## Data provided
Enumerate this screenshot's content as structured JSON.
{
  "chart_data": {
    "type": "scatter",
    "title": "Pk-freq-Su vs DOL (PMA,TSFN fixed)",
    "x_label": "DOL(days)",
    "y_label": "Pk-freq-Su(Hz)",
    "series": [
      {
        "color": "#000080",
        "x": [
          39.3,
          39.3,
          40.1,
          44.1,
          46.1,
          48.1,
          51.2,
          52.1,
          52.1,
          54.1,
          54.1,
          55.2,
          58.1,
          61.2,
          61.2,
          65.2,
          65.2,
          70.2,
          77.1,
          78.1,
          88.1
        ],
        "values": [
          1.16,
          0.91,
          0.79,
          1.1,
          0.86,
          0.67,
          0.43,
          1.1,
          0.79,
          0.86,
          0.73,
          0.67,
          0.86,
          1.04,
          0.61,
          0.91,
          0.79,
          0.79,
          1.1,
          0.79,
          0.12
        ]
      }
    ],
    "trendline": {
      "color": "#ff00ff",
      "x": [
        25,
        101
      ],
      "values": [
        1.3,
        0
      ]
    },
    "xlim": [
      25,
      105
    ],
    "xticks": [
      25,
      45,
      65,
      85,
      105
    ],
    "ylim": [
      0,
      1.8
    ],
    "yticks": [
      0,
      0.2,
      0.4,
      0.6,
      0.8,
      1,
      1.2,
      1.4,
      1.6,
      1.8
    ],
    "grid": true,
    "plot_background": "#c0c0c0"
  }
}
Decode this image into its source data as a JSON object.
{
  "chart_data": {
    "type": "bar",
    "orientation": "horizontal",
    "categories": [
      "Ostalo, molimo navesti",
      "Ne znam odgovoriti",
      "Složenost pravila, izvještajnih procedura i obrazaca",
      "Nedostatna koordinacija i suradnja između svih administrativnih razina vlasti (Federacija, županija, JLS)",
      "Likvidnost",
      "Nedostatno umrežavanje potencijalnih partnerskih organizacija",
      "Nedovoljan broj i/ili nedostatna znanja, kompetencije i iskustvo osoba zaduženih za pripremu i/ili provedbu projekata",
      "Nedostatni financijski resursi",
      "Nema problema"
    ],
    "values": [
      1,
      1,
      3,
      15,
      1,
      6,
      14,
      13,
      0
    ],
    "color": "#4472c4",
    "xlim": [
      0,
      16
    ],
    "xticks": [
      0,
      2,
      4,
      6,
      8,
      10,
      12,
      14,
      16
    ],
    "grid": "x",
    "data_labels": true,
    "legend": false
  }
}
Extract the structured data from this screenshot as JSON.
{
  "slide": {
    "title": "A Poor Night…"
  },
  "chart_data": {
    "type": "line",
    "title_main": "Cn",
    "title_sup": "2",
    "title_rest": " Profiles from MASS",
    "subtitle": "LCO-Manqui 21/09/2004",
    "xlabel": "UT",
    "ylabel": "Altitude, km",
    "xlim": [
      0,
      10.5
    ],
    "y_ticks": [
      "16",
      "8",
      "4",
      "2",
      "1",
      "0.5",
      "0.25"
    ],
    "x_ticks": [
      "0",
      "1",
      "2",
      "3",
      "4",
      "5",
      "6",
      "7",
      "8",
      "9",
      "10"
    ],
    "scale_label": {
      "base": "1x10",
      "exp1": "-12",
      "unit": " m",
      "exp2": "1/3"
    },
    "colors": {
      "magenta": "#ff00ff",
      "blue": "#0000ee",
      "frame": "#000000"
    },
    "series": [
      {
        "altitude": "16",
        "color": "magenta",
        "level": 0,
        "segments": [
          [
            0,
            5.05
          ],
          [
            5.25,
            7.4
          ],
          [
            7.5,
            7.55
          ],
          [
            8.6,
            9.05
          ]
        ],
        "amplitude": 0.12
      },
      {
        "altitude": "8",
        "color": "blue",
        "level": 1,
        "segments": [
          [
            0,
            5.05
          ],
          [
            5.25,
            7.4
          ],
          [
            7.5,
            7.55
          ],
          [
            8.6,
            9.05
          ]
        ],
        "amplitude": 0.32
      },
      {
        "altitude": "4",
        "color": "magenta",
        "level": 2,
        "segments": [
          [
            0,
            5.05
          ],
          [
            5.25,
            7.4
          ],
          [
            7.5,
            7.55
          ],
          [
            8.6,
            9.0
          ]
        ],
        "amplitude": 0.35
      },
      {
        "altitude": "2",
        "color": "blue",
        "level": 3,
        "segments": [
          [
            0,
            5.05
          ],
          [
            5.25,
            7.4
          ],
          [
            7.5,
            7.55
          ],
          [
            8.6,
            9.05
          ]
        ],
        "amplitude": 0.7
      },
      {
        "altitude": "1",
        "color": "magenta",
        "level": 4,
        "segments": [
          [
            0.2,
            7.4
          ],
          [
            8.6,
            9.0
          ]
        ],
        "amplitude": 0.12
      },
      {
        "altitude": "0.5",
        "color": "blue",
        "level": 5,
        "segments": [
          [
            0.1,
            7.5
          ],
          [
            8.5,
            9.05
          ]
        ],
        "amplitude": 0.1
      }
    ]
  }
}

## Stated problem
Find "screenshot". Copy every line it occurs in.

## Written reply
Enumerate this screenshot's content as structured JSON.
Extract the structured data from this screenshot as JSON.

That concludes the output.